## begin

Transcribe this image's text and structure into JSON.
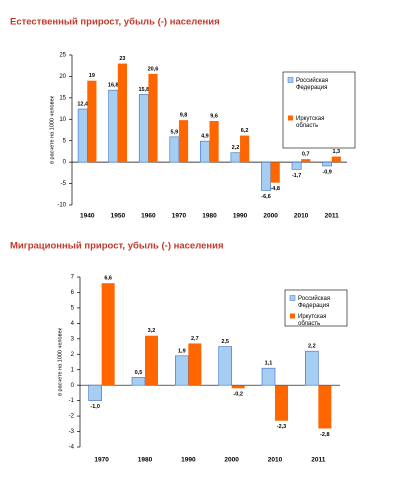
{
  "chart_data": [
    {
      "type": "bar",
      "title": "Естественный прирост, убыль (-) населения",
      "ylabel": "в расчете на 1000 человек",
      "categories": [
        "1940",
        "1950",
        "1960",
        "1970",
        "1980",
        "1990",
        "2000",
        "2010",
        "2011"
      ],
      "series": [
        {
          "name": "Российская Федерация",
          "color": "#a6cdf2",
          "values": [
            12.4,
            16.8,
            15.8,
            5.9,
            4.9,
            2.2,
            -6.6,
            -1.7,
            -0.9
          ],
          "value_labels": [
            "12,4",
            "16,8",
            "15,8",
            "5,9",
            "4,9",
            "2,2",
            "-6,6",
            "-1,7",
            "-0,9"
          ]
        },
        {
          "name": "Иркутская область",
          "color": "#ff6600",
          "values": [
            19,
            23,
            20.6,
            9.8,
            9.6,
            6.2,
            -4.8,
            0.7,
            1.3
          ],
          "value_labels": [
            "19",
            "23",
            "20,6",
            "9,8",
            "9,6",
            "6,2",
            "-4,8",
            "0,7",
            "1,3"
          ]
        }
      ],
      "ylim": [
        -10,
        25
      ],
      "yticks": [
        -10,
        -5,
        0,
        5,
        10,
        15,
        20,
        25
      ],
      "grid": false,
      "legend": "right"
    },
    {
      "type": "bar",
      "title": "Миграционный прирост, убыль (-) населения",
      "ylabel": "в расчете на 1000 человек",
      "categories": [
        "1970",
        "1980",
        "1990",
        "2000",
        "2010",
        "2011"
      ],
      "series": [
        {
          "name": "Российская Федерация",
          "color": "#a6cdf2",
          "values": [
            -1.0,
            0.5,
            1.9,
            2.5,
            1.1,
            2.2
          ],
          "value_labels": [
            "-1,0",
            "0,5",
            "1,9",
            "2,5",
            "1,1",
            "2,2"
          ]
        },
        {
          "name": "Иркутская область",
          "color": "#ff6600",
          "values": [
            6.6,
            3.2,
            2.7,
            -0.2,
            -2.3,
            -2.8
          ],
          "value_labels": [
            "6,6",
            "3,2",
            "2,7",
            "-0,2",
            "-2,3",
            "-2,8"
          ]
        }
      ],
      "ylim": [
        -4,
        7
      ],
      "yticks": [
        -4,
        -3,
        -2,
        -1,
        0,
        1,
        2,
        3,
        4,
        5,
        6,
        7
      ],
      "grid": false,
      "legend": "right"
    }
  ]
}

## end

Directions for this task
Each entry above should be reproduced exactly, with the pictures removed.

Full output
Transcribe this image's text and structure into JSON.
{
  "chart_data": [
    {
      "type": "bar",
      "title": "Естественный прирост, убыль (-) населения",
      "ylabel": "в расчете на 1000 человек",
      "categories": [
        "1940",
        "1950",
        "1960",
        "1970",
        "1980",
        "1990",
        "2000",
        "2010",
        "2011"
      ],
      "series": [
        {
          "name": "Российская Федерация",
          "color": "#a6cdf2",
          "values": [
            12.4,
            16.8,
            15.8,
            5.9,
            4.9,
            2.2,
            -6.6,
            -1.7,
            -0.9
          ],
          "value_labels": [
            "12,4",
            "16,8",
            "15,8",
            "5,9",
            "4,9",
            "2,2",
            "-6,6",
            "-1,7",
            "-0,9"
          ]
        },
        {
          "name": "Иркутская область",
          "color": "#ff6600",
          "values": [
            19,
            23,
            20.6,
            9.8,
            9.6,
            6.2,
            -4.8,
            0.7,
            1.3
          ],
          "value_labels": [
            "19",
            "23",
            "20,6",
            "9,8",
            "9,6",
            "6,2",
            "-4,8",
            "0,7",
            "1,3"
          ]
        }
      ],
      "ylim": [
        -10,
        25
      ],
      "yticks": [
        -10,
        -5,
        0,
        5,
        10,
        15,
        20,
        25
      ],
      "grid": false,
      "legend": "right"
    },
    {
      "type": "bar",
      "title": "Миграционный прирост, убыль (-) населения",
      "ylabel": "в расчете на 1000 человек",
      "categories": [
        "1970",
        "1980",
        "1990",
        "2000",
        "2010",
        "2011"
      ],
      "series": [
        {
          "name": "Российская Федерация",
          "color": "#a6cdf2",
          "values": [
            -1.0,
            0.5,
            1.9,
            2.5,
            1.1,
            2.2
          ],
          "value_labels": [
            "-1,0",
            "0,5",
            "1,9",
            "2,5",
            "1,1",
            "2,2"
          ]
        },
        {
          "name": "Иркутская область",
          "color": "#ff6600",
          "values": [
            6.6,
            3.2,
            2.7,
            -0.2,
            -2.3,
            -2.8
          ],
          "value_labels": [
            "6,6",
            "3,2",
            "2,7",
            "-0,2",
            "-2,3",
            "-2,8"
          ]
        }
      ],
      "ylim": [
        -4,
        7
      ],
      "yticks": [
        -4,
        -3,
        -2,
        -1,
        0,
        1,
        2,
        3,
        4,
        5,
        6,
        7
      ],
      "grid": false,
      "legend": "right"
    }
  ]
}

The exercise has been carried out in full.